[START OF PROVIDED DATA]

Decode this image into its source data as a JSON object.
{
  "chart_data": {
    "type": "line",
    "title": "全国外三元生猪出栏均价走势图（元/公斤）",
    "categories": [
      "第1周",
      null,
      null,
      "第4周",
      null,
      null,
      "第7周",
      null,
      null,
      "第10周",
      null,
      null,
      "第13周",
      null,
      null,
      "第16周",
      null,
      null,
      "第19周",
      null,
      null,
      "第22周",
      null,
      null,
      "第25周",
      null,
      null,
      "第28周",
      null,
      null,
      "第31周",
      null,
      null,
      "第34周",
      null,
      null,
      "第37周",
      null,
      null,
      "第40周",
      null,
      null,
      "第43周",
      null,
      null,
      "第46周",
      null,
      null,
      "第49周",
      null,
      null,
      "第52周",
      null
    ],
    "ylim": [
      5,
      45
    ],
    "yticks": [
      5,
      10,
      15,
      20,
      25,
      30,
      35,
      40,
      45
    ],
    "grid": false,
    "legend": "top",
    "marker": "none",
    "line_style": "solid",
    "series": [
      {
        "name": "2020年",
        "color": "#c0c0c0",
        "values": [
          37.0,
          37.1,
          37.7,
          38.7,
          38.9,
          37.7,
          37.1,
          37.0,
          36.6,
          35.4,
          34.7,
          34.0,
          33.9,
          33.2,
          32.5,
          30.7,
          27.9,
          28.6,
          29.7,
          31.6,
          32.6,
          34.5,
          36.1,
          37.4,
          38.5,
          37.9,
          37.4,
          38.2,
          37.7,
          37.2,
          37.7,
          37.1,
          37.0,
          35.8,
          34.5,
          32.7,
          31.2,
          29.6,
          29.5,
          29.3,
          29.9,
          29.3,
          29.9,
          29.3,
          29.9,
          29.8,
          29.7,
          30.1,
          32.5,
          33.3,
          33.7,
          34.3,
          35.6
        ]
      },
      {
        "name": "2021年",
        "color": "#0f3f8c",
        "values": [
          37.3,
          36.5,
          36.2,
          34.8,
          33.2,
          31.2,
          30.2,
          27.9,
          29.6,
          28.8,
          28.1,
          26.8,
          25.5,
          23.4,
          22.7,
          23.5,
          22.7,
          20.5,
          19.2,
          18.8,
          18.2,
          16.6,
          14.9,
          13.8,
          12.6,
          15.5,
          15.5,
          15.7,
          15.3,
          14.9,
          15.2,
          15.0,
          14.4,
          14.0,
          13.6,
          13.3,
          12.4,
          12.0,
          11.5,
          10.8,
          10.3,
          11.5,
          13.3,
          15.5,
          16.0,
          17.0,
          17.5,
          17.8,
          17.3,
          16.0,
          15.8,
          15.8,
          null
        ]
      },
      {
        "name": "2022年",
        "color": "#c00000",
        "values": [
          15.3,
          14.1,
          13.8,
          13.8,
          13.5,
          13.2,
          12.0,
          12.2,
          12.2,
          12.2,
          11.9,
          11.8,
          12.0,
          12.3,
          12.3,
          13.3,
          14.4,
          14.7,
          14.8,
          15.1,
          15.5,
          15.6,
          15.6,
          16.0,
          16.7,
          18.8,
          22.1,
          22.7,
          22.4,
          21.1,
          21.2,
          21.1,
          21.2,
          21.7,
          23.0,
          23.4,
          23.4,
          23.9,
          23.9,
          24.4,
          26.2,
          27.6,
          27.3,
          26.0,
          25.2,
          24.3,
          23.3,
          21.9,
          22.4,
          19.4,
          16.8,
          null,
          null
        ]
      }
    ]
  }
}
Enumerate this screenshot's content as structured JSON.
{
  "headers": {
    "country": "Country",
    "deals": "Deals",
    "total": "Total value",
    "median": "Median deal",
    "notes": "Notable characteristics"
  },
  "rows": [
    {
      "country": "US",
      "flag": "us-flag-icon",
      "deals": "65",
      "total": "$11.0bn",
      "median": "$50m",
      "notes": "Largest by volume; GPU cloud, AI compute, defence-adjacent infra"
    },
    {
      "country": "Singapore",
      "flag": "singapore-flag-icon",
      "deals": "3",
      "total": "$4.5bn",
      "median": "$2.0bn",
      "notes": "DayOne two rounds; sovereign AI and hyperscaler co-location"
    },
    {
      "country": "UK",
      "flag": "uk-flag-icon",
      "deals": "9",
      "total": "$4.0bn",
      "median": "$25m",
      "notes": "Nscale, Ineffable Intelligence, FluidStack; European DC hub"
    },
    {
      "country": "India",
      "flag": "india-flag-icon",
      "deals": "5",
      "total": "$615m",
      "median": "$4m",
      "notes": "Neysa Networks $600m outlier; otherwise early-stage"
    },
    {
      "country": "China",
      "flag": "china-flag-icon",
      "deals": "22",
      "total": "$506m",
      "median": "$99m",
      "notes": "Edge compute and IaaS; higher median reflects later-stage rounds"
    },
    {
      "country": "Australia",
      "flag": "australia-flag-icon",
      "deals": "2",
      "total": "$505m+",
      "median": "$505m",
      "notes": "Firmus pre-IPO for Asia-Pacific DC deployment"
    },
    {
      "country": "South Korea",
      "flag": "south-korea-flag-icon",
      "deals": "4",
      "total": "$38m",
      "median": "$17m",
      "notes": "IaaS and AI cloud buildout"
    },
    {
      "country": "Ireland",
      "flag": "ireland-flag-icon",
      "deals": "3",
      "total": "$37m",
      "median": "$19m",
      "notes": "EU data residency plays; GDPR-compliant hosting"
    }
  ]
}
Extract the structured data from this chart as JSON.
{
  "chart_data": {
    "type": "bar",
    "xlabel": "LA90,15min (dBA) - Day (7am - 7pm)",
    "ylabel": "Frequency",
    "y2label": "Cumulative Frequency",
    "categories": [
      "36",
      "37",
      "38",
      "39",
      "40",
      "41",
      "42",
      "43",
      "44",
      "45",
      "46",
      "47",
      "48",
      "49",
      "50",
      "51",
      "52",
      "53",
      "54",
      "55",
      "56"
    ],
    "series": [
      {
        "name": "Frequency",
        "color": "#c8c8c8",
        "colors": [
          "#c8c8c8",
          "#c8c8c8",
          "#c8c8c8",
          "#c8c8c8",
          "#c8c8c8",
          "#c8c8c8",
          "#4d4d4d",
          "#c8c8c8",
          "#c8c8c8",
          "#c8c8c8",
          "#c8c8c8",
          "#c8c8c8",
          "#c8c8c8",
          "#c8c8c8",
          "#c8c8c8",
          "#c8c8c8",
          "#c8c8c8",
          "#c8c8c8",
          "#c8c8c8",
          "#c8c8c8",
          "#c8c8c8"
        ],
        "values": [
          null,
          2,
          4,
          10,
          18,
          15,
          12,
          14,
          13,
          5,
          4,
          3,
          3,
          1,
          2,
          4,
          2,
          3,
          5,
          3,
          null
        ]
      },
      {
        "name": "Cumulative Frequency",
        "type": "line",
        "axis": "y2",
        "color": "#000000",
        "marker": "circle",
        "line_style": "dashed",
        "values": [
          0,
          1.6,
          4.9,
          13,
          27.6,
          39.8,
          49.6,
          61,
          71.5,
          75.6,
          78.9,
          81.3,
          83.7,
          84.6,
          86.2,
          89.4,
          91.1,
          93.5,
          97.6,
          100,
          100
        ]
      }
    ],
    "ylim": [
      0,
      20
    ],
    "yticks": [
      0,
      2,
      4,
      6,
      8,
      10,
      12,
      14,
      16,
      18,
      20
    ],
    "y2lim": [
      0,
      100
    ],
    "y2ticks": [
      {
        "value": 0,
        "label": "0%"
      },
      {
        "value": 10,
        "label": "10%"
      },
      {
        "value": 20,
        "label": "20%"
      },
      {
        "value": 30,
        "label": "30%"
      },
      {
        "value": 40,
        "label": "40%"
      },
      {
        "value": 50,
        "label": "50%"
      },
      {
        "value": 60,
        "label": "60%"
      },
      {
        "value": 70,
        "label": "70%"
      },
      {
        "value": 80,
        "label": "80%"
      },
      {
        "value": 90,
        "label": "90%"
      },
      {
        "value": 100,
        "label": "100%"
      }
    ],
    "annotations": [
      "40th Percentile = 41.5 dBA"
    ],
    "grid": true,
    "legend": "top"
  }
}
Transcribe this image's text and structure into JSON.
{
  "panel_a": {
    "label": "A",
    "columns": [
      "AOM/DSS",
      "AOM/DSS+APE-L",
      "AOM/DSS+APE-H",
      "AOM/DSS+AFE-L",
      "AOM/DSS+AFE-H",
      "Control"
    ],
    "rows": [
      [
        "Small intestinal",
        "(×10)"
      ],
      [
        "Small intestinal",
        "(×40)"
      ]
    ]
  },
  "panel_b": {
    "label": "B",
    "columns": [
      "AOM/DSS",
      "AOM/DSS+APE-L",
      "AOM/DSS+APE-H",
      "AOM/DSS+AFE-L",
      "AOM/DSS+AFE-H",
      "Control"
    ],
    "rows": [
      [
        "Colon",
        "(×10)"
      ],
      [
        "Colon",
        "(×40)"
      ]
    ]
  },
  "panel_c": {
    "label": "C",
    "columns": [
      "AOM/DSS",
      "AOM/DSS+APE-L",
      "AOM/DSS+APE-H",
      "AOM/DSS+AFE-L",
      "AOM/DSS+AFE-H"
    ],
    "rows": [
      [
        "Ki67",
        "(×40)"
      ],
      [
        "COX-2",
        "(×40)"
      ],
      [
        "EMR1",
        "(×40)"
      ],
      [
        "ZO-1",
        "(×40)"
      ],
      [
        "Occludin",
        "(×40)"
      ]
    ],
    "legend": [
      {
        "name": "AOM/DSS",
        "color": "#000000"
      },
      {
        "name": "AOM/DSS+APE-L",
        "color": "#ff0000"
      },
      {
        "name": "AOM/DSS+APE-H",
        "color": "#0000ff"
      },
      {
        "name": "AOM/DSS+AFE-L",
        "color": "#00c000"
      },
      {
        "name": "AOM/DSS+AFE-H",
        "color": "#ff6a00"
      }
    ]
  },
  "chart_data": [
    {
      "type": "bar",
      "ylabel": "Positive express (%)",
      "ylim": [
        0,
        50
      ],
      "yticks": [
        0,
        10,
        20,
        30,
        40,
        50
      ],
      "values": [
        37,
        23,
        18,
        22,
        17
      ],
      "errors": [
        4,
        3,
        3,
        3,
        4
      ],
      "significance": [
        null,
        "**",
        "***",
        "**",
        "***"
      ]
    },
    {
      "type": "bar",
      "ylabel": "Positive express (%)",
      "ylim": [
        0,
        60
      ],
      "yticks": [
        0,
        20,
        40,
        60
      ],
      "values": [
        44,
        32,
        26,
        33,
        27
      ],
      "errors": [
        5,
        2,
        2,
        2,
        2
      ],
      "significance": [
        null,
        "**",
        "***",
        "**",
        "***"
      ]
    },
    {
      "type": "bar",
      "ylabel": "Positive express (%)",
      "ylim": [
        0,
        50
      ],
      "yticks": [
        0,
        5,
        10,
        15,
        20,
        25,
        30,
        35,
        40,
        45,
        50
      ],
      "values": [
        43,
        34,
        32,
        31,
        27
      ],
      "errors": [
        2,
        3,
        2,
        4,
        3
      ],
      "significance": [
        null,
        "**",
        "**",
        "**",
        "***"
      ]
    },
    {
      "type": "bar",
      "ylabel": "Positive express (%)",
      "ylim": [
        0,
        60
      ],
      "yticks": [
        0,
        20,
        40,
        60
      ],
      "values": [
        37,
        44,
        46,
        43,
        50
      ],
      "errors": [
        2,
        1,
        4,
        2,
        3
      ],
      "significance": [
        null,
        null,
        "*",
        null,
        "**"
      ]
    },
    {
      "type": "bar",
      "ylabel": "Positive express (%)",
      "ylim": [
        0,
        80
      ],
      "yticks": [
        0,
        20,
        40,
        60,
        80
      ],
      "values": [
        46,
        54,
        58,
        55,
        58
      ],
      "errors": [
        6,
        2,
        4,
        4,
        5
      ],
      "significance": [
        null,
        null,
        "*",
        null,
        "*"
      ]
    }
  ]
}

[END OF PROVIDED DATA]

§ PROBLEM DETAILS:
Only lines with the string "cloud" belong in your answer; copy each one.

§ RESPONSE:
      "notes": "Largest by volume; GPU cloud, AI compute, defence-adjacent infra"
      "notes": "IaaS and AI cloud buildout"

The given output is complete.